## start
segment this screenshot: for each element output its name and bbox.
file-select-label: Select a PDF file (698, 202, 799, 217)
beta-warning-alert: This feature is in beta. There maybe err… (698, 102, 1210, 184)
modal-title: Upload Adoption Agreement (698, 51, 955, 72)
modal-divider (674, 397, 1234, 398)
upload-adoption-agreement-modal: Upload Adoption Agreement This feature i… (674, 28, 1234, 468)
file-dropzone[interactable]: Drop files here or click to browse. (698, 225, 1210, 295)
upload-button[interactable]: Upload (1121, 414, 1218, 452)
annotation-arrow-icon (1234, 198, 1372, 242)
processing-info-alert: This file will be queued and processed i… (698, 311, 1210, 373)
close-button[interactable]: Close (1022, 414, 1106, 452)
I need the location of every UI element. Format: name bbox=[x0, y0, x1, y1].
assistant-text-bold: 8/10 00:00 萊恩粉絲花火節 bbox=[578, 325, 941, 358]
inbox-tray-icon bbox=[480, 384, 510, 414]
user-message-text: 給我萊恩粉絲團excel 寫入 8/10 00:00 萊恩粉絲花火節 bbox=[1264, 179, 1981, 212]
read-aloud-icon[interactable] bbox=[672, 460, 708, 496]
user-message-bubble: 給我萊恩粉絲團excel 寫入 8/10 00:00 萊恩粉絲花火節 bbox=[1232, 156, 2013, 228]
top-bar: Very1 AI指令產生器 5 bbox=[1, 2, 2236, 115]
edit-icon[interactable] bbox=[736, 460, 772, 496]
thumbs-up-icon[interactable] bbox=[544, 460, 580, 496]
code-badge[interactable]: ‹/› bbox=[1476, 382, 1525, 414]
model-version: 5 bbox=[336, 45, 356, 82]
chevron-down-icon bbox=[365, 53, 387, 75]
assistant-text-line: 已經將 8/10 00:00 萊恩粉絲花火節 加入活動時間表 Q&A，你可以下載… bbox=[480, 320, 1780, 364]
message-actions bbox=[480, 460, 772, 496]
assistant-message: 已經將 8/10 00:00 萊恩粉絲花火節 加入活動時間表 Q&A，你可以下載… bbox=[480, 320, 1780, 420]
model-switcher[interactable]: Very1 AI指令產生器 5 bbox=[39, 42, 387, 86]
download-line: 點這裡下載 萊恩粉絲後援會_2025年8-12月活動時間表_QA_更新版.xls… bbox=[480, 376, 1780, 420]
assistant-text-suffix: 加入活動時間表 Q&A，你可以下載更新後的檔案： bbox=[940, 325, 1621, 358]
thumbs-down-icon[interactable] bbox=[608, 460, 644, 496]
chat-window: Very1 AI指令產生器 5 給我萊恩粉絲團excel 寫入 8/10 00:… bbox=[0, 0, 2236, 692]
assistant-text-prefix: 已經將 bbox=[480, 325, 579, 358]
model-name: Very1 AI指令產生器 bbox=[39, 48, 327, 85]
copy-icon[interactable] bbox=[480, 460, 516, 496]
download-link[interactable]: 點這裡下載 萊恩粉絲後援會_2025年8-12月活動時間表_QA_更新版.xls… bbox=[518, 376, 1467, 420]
## end
- **Work to complete**
Can you rewrite all of the records above, putting "clickable" wherever "interactable" appears and leaving everything else untouched?

- **Complete answer**
segment this screenshot: for each element output its name and bbox.
file-select-label: Select a PDF file (698, 202, 799, 217)
beta-warning-alert: This feature is in beta. There maybe err… (698, 102, 1210, 184)
modal-title: Upload Adoption Agreement (698, 51, 955, 72)
modal-divider (674, 397, 1234, 398)
upload-adoption-agreement-modal: Upload Adoption Agreement This feature i… (674, 28, 1234, 468)
file-dropzone[clickable]: Drop files here or click to browse. (698, 225, 1210, 295)
upload-button[clickable]: Upload (1121, 414, 1218, 452)
annotation-arrow-icon (1234, 198, 1372, 242)
processing-info-alert: This file will be queued and processed i… (698, 311, 1210, 373)
close-button[clickable]: Close (1022, 414, 1106, 452)
I need the location of every UI element. Format: name bbox=[x0, y0, x1, y1].
assistant-text-bold: 8/10 00:00 萊恩粉絲花火節 bbox=[578, 325, 941, 358]
inbox-tray-icon bbox=[480, 384, 510, 414]
user-message-text: 給我萊恩粉絲團excel 寫入 8/10 00:00 萊恩粉絲花火節 bbox=[1264, 179, 1981, 212]
read-aloud-icon[clickable] bbox=[672, 460, 708, 496]
user-message-bubble: 給我萊恩粉絲團excel 寫入 8/10 00:00 萊恩粉絲花火節 bbox=[1232, 156, 2013, 228]
top-bar: Very1 AI指令產生器 5 bbox=[1, 2, 2236, 115]
edit-icon[clickable] bbox=[736, 460, 772, 496]
thumbs-up-icon[clickable] bbox=[544, 460, 580, 496]
code-badge[clickable]: ‹/› bbox=[1476, 382, 1525, 414]
model-version: 5 bbox=[336, 45, 356, 82]
chevron-down-icon bbox=[365, 53, 387, 75]
assistant-text-line: 已經將 8/10 00:00 萊恩粉絲花火節 加入活動時間表 Q&A，你可以下載… bbox=[480, 320, 1780, 364]
message-actions bbox=[480, 460, 772, 496]
assistant-message: 已經將 8/10 00:00 萊恩粉絲花火節 加入活動時間表 Q&A，你可以下載… bbox=[480, 320, 1780, 420]
model-switcher[clickable]: Very1 AI指令產生器 5 bbox=[39, 42, 387, 86]
download-line: 點這裡下載 萊恩粉絲後援會_2025年8-12月活動時間表_QA_更新版.xls… bbox=[480, 376, 1780, 420]
assistant-text-suffix: 加入活動時間表 Q&A，你可以下載更新後的檔案： bbox=[940, 325, 1621, 358]
thumbs-down-icon[clickable] bbox=[608, 460, 644, 496]
chat-window: Very1 AI指令產生器 5 給我萊恩粉絲團excel 寫入 8/10 00:… bbox=[0, 0, 2236, 692]
assistant-text-prefix: 已經將 bbox=[480, 325, 579, 358]
model-name: Very1 AI指令產生器 bbox=[39, 48, 327, 85]
copy-icon[clickable] bbox=[480, 460, 516, 496]
download-link[clickable]: 點這裡下載 萊恩粉絲後援會_2025年8-12月活動時間表_QA_更新版.xls… bbox=[518, 376, 1467, 420]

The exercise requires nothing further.